GIVEN PROBLEM: Your task is to output the data exactly as it stands.

[Stored data]
==================================================

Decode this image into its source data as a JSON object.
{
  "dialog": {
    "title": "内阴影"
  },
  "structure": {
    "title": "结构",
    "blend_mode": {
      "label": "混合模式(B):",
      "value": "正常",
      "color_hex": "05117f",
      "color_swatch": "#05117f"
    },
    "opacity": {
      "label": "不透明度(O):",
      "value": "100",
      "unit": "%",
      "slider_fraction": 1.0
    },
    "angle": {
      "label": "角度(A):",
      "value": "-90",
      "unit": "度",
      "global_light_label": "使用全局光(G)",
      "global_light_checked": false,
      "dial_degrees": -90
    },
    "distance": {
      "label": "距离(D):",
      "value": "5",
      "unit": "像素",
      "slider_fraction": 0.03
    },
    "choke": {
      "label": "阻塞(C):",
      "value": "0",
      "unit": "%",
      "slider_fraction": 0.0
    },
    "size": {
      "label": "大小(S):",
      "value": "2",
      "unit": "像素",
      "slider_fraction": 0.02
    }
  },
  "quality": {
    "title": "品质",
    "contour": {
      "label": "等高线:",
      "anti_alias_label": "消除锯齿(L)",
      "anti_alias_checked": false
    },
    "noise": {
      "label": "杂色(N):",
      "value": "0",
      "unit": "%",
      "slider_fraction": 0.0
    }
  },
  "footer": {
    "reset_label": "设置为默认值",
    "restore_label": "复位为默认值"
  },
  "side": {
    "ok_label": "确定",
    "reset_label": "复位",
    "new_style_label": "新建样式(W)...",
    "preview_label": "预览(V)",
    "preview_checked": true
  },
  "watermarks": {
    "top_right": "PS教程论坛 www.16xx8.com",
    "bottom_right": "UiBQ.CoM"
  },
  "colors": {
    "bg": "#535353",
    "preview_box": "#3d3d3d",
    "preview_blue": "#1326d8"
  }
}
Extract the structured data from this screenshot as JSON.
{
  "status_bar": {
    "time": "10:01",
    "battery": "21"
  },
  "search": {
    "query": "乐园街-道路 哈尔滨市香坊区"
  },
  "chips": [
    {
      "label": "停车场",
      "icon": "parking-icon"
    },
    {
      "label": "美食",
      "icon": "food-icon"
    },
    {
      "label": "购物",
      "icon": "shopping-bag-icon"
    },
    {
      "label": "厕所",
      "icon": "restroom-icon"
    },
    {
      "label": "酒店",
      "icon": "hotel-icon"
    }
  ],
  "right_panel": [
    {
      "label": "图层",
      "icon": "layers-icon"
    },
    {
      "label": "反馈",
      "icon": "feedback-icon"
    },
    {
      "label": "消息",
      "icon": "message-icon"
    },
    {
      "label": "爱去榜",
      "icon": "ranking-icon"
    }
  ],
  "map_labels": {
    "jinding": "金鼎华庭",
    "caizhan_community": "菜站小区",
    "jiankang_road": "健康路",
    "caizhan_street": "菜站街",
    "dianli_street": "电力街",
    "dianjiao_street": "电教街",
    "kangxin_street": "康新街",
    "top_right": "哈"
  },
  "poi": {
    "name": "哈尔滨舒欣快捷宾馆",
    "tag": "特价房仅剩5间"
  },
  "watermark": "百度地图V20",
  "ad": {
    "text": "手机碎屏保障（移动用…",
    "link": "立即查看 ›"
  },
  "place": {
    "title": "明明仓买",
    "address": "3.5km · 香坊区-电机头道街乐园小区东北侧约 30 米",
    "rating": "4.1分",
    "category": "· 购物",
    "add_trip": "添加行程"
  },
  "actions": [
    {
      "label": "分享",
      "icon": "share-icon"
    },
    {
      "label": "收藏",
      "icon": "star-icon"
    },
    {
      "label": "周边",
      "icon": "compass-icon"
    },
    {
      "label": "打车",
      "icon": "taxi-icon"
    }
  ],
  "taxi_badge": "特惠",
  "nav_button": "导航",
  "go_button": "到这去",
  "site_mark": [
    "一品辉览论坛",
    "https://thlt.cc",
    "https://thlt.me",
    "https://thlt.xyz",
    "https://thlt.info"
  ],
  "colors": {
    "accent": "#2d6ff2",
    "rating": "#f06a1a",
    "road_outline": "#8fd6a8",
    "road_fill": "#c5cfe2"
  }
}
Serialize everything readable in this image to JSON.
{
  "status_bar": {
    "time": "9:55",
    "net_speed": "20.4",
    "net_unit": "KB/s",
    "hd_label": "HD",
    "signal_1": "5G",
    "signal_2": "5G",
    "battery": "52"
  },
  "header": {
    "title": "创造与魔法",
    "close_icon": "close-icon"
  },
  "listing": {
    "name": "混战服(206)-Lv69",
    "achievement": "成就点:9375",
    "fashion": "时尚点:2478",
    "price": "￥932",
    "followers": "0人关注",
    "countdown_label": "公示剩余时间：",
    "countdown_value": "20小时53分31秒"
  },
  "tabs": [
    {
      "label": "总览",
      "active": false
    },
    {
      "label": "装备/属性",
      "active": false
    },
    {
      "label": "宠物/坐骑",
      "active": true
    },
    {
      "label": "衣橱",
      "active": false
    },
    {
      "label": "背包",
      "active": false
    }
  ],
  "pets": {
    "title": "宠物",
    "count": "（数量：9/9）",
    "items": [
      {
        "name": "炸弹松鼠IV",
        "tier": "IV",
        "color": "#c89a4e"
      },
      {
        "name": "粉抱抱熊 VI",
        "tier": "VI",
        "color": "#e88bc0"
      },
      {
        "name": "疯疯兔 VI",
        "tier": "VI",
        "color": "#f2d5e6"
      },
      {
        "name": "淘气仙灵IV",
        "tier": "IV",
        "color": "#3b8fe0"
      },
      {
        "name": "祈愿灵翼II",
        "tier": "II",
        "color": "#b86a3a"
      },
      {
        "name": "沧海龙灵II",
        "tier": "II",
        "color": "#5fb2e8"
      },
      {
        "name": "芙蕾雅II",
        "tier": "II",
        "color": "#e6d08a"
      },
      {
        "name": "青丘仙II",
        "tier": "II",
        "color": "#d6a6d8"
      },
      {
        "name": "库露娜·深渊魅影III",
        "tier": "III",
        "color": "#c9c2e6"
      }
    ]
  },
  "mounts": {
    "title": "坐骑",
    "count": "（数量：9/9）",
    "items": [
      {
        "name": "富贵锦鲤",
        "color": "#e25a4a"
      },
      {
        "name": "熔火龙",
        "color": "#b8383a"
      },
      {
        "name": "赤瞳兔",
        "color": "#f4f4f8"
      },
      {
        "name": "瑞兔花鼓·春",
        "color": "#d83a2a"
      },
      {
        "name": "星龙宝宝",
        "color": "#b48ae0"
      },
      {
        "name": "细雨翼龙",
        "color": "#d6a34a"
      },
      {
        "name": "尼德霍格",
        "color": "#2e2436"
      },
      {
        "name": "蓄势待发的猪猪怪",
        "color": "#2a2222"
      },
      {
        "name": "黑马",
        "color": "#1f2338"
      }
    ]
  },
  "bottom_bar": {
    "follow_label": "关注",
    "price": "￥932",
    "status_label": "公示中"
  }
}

==================================================

SOLVED EXERCISE:
Decode this image into its source data as a JSON object.
{
  "dialog": {
    "title": "内阴影"
  },
  "structure": {
    "title": "结构",
    "blend_mode": {
      "label": "混合模式(B):",
      "value": "正常",
      "color_hex": "05117f",
      "color_swatch": "#05117f"
    },
    "opacity": {
      "label": "不透明度(O):",
      "value": "100",
      "unit": "%",
      "slider_fraction": 1.0
    },
    "angle": {
      "label": "角度(A):",
      "value": "-90",
      "unit": "度",
      "global_light_label": "使用全局光(G)",
      "global_light_checked": false,
      "dial_degrees": -90
    },
    "distance": {
      "label": "距离(D):",
      "value": "5",
      "unit": "像素",
      "slider_fraction": 0.03
    },
    "choke": {
      "label": "阻塞(C):",
      "value": "0",
      "unit": "%",
      "slider_fraction": 0.0
    },
    "size": {
      "label": "大小(S):",
      "value": "2",
      "unit": "像素",
      "slider_fraction": 0.02
    }
  },
  "quality": {
    "title": "品质",
    "contour": {
      "label": "等高线:",
      "anti_alias_label": "消除锯齿(L)",
      "anti_alias_checked": false
    },
    "noise": {
      "label": "杂色(N):",
      "value": "0",
      "unit": "%",
      "slider_fraction": 0.0
    }
  },
  "footer": {
    "reset_label": "设置为默认值",
    "restore_label": "复位为默认值"
  },
  "side": {
    "ok_label": "确定",
    "reset_label": "复位",
    "new_style_label": "新建样式(W)...",
    "preview_label": "预览(V)",
    "preview_checked": true
  },
  "watermarks": {
    "top_right": "PS教程论坛 www.16xx8.com",
    "bottom_right": "UiBQ.CoM"
  },
  "colors": {
    "bg": "#535353",
    "preview_box": "#3d3d3d",
    "preview_blue": "#1326d8"
  }
}
Extract the structured data from this screenshot as JSON.
{
  "status_bar": {
    "time": "10:01",
    "battery": "21"
  },
  "search": {
    "query": "乐园街-道路 哈尔滨市香坊区"
  },
  "chips": [
    {
      "label": "停车场",
      "icon": "parking-icon"
    },
    {
      "label": "美食",
      "icon": "food-icon"
    },
    {
      "label": "购物",
      "icon": "shopping-bag-icon"
    },
    {
      "label": "厕所",
      "icon": "restroom-icon"
    },
    {
      "label": "酒店",
      "icon": "hotel-icon"
    }
  ],
  "right_panel": [
    {
      "label": "图层",
      "icon": "layers-icon"
    },
    {
      "label": "反馈",
      "icon": "feedback-icon"
    },
    {
      "label": "消息",
      "icon": "message-icon"
    },
    {
      "label": "爱去榜",
      "icon": "ranking-icon"
    }
  ],
  "map_labels": {
    "jinding": "金鼎华庭",
    "caizhan_community": "菜站小区",
    "jiankang_road": "健康路",
    "caizhan_street": "菜站街",
    "dianli_street": "电力街",
    "dianjiao_street": "电教街",
    "kangxin_street": "康新街",
    "top_right": "哈"
  },
  "poi": {
    "name": "哈尔滨舒欣快捷宾馆",
    "tag": "特价房仅剩5间"
  },
  "watermark": "百度地图V20",
  "ad": {
    "text": "手机碎屏保障（移动用…",
    "link": "立即查看 ›"
  },
  "place": {
    "title": "明明仓买",
    "address": "3.5km · 香坊区-电机头道街乐园小区东北侧约 30 米",
    "rating": "4.1分",
    "category": "· 购物",
    "add_trip": "添加行程"
  },
  "actions": [
    {
      "label": "分享",
      "icon": "share-icon"
    },
    {
      "label": "收藏",
      "icon": "star-icon"
    },
    {
      "label": "周边",
      "icon": "compass-icon"
    },
    {
      "label": "打车",
      "icon": "taxi-icon"
    }
  ],
  "taxi_badge": "特惠",
  "nav_button": "导航",
  "go_button": "到这去",
  "site_mark": [
    "一品辉览论坛",
    "https://thlt.cc",
    "https://thlt.me",
    "https://thlt.xyz",
    "https://thlt.info"
  ],
  "colors": {
    "accent": "#2d6ff2",
    "rating": "#f06a1a",
    "road_outline": "#8fd6a8",
    "road_fill": "#c5cfe2"
  }
}
Serialize everything readable in this image to JSON.
{
  "status_bar": {
    "time": "9:55",
    "net_speed": "20.4",
    "net_unit": "KB/s",
    "hd_label": "HD",
    "signal_1": "5G",
    "signal_2": "5G",
    "battery": "52"
  },
  "header": {
    "title": "创造与魔法",
    "close_icon": "close-icon"
  },
  "listing": {
    "name": "混战服(206)-Lv69",
    "achievement": "成就点:9375",
    "fashion": "时尚点:2478",
    "price": "￥932",
    "followers": "0人关注",
    "countdown_label": "公示剩余时间：",
    "countdown_value": "20小时53分31秒"
  },
  "tabs": [
    {
      "label": "总览",
      "active": false
    },
    {
      "label": "装备/属性",
      "active": false
    },
    {
      "label": "宠物/坐骑",
      "active": true
    },
    {
      "label": "衣橱",
      "active": false
    },
    {
      "label": "背包",
      "active": false
    }
  ],
  "pets": {
    "title": "宠物",
    "count": "（数量：9/9）",
    "items": [
      {
        "name": "炸弹松鼠IV",
        "tier": "IV",
        "color": "#c89a4e"
      },
      {
        "name": "粉抱抱熊 VI",
        "tier": "VI",
        "color": "#e88bc0"
      },
      {
        "name": "疯疯兔 VI",
        "tier": "VI",
        "color": "#f2d5e6"
      },
      {
        "name": "淘气仙灵IV",
        "tier": "IV",
        "color": "#3b8fe0"
      },
      {
        "name": "祈愿灵翼II",
        "tier": "II",
        "color": "#b86a3a"
      },
      {
        "name": "沧海龙灵II",
        "tier": "II",
        "color": "#5fb2e8"
      },
      {
        "name": "芙蕾雅II",
        "tier": "II",
        "color": "#e6d08a"
      },
      {
        "name": "青丘仙II",
        "tier": "II",
        "color": "#d6a6d8"
      },
      {
        "name": "库露娜·深渊魅影III",
        "tier": "III",
        "color": "#c9c2e6"
      }
    ]
  },
  "mounts": {
    "title": "坐骑",
    "count": "（数量：9/9）",
    "items": [
      {
        "name": "富贵锦鲤",
        "color": "#e25a4a"
      },
      {
        "name": "熔火龙",
        "color": "#b8383a"
      },
      {
        "name": "赤瞳兔",
        "color": "#f4f4f8"
      },
      {
        "name": "瑞兔花鼓·春",
        "color": "#d83a2a"
      },
      {
        "name": "星龙宝宝",
        "color": "#b48ae0"
      },
      {
        "name": "细雨翼龙",
        "color": "#d6a34a"
      },
      {
        "name": "尼德霍格",
        "color": "#2e2436"
      },
      {
        "name": "蓄势待发的猪猪怪",
        "color": "#2a2222"
      },
      {
        "name": "黑马",
        "color": "#1f2338"
      }
    ]
  },
  "bottom_bar": {
    "follow_label": "关注",
    "price": "￥932",
    "status_label": "公示中"
  }
}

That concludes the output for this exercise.